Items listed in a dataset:
□ □ □ □ □ □ □
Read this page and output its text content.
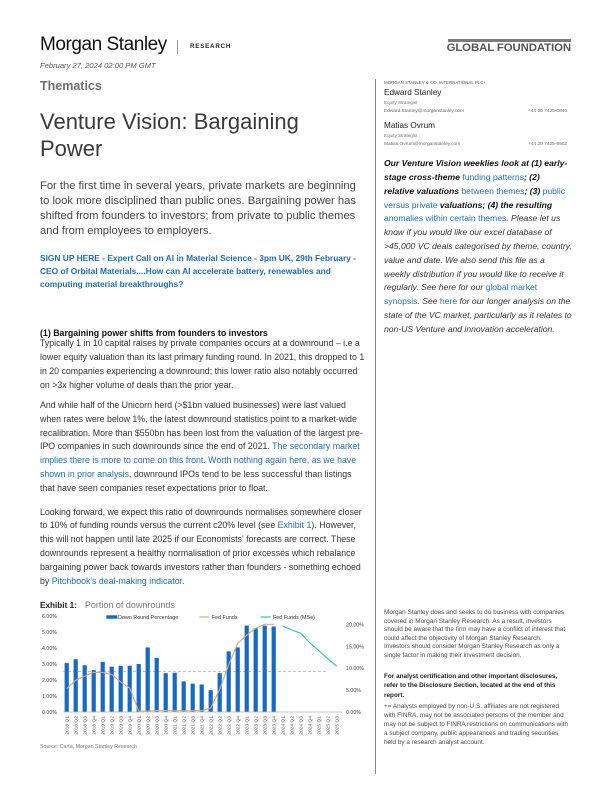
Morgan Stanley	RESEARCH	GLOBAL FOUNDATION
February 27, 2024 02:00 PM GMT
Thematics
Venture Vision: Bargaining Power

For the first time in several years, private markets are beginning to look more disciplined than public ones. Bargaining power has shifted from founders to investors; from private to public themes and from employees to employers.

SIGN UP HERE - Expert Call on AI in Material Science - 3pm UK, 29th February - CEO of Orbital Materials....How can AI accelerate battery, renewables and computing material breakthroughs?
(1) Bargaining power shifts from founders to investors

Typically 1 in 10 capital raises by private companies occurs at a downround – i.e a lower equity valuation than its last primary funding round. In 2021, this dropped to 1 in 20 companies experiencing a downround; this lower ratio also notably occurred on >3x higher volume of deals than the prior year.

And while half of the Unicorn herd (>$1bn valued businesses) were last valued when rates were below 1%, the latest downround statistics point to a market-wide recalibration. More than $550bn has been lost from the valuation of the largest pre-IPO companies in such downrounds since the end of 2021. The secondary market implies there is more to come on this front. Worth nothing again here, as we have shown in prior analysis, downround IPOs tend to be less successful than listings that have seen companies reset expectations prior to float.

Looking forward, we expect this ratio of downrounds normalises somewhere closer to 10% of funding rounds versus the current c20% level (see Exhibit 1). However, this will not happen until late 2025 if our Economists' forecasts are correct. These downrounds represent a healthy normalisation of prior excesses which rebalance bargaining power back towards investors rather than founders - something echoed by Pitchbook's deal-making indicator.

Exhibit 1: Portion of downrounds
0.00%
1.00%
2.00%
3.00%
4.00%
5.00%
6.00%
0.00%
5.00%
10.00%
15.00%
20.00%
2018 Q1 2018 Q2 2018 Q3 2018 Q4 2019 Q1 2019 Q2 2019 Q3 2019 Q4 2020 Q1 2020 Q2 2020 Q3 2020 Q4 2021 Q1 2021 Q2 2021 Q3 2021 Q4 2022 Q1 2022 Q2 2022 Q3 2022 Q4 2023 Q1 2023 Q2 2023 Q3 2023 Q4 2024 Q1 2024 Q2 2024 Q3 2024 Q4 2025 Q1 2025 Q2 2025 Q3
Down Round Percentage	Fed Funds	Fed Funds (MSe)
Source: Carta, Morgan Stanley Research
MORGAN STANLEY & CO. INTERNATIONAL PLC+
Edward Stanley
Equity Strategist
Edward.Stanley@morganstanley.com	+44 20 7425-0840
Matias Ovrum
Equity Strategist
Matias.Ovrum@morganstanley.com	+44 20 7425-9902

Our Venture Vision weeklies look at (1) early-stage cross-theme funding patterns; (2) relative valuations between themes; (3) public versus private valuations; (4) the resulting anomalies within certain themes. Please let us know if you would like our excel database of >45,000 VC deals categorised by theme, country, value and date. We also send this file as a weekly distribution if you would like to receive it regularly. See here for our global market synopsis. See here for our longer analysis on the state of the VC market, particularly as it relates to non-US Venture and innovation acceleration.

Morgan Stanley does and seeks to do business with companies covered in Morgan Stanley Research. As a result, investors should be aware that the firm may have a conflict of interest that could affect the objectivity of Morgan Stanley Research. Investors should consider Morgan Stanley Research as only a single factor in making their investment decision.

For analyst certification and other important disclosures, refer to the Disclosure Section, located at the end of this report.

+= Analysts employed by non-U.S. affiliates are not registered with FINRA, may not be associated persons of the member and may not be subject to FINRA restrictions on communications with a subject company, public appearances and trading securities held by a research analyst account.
□ □ □ □ □ □ □
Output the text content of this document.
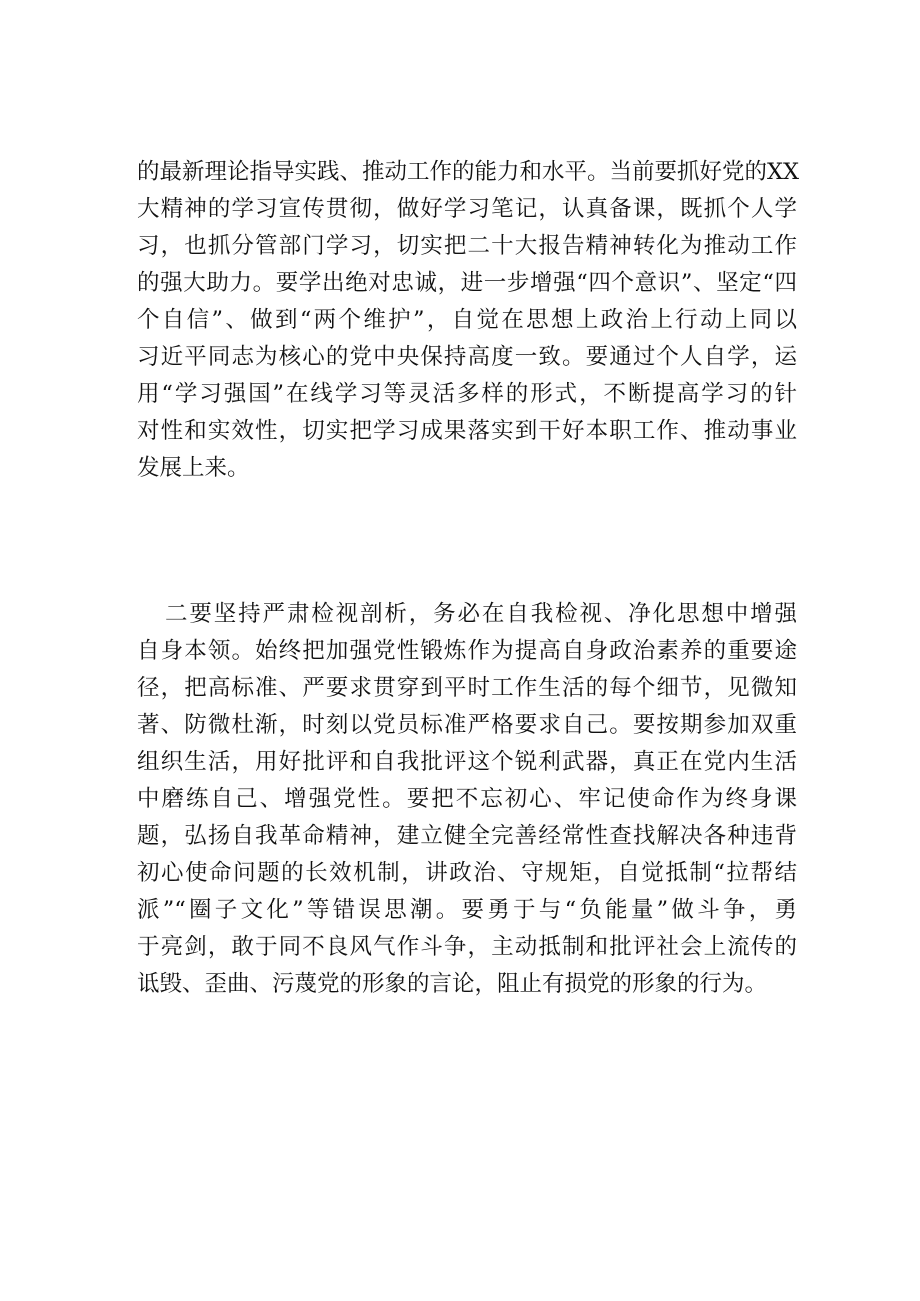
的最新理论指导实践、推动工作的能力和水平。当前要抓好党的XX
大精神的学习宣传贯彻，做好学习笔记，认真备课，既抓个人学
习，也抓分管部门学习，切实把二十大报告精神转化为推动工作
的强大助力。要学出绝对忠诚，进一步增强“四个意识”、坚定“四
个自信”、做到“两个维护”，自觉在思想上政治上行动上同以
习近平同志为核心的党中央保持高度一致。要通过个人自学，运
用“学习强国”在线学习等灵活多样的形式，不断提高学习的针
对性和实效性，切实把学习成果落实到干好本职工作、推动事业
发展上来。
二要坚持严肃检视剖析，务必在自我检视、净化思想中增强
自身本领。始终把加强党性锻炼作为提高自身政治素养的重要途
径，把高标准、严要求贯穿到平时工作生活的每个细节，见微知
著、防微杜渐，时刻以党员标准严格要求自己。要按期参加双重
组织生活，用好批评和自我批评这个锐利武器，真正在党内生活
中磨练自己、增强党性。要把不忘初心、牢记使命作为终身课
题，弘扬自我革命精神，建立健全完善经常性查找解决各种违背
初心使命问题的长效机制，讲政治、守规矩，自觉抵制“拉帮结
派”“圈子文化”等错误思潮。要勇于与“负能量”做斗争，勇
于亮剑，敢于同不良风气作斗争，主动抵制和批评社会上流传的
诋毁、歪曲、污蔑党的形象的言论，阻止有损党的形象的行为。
□ □ □ □ □ □ □
#### Problem to solve
In the data above, tally the lines holding "deals" and answer with the figure only.

#### Exercise answer
2